> **TASK DETAILS**: Give back a single number, the count of lines containing the word "Studies".

Source records:
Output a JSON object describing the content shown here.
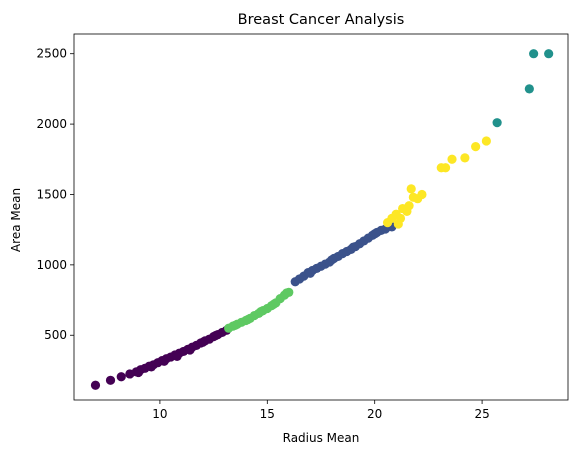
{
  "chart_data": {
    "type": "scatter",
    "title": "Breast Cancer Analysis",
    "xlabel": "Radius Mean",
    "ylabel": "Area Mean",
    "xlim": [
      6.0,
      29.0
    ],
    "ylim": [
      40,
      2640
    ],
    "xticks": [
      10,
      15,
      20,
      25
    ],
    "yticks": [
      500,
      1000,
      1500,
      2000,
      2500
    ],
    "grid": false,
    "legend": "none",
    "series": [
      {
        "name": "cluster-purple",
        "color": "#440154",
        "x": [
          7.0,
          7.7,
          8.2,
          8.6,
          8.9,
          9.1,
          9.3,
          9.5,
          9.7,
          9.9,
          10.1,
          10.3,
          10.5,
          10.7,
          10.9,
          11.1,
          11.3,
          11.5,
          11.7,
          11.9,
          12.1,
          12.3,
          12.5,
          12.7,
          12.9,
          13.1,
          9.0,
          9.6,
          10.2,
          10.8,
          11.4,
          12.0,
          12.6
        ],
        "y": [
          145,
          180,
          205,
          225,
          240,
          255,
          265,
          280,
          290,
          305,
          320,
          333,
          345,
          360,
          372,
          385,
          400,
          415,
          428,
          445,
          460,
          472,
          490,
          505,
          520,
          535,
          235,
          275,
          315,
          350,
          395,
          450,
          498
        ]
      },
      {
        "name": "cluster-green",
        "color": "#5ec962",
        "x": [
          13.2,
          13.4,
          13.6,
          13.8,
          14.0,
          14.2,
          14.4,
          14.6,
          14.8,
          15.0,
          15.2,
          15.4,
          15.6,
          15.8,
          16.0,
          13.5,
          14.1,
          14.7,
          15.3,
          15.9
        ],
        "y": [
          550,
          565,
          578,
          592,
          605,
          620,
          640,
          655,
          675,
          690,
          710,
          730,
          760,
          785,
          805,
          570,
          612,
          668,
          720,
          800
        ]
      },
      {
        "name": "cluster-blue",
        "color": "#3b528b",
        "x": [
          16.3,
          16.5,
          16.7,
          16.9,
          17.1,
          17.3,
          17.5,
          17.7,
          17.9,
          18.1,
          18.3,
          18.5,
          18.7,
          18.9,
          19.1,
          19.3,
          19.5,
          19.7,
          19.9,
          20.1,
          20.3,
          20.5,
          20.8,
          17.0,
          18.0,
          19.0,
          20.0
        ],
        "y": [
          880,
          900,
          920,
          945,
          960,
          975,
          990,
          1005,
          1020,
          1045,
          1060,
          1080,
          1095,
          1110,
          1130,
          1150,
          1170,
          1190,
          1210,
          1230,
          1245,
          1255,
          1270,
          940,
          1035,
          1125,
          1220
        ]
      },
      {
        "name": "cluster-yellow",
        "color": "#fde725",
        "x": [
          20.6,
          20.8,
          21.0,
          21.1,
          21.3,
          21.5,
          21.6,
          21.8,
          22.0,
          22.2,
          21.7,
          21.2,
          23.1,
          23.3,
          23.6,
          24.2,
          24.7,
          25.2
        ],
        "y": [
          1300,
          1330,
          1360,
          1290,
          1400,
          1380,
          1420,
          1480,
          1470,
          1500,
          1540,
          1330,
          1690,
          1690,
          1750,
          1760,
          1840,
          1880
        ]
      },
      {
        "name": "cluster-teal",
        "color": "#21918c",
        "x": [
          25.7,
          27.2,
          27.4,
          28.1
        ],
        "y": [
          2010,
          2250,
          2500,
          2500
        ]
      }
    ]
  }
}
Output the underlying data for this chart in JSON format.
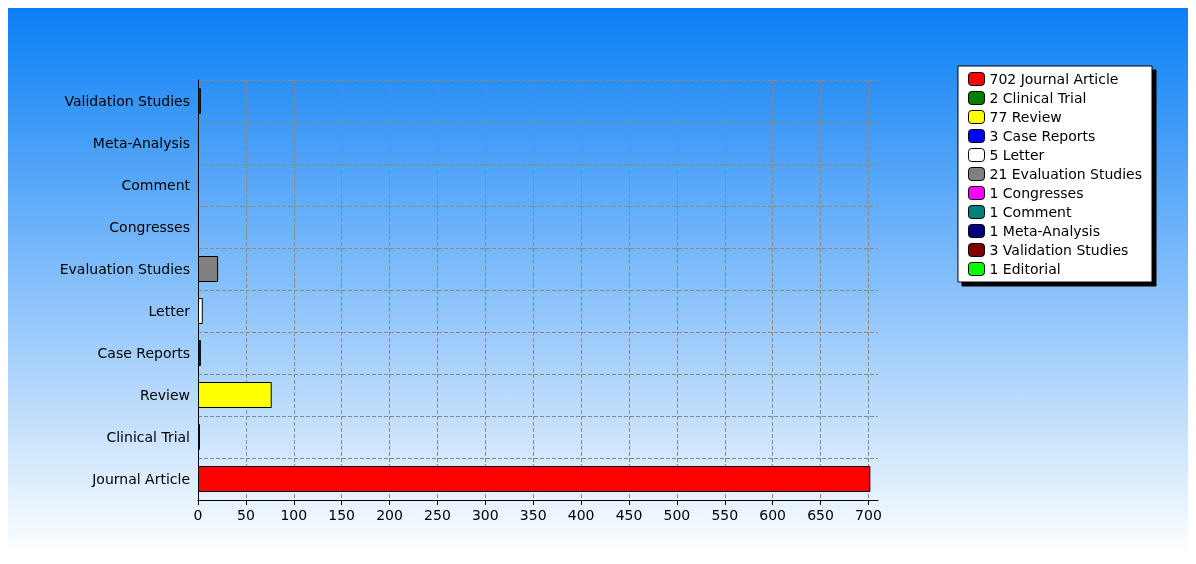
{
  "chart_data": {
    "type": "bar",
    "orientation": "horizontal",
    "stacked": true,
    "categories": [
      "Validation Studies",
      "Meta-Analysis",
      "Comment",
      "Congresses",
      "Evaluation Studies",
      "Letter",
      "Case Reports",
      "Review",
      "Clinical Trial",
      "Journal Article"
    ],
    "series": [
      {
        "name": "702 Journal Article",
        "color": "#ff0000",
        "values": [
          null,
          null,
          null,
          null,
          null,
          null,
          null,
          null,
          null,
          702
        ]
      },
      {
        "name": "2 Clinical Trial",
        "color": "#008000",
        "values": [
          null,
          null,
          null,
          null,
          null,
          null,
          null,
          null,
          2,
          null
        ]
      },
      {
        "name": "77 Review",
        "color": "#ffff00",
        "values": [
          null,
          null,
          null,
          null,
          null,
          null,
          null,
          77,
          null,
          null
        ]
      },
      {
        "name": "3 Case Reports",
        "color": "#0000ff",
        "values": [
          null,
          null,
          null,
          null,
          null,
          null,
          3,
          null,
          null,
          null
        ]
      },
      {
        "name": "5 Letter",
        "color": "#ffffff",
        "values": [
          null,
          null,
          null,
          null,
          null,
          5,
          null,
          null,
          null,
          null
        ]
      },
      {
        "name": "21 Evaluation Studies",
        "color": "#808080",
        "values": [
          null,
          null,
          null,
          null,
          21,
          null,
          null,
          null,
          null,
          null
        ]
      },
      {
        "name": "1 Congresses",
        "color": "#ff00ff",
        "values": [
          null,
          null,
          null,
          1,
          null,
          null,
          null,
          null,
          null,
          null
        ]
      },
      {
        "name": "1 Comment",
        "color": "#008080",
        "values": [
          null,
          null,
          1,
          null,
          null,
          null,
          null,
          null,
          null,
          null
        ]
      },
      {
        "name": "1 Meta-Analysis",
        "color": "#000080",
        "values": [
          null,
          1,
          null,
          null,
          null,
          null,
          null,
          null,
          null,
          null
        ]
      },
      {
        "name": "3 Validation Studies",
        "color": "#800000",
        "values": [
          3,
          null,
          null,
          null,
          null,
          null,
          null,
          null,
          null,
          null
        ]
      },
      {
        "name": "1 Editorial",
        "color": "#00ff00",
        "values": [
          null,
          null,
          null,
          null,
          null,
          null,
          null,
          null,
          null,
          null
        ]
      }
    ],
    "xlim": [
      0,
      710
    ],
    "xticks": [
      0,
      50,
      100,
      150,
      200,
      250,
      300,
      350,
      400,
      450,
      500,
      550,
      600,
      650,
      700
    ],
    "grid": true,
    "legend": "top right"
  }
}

> **WRITTEN REPLY**: 4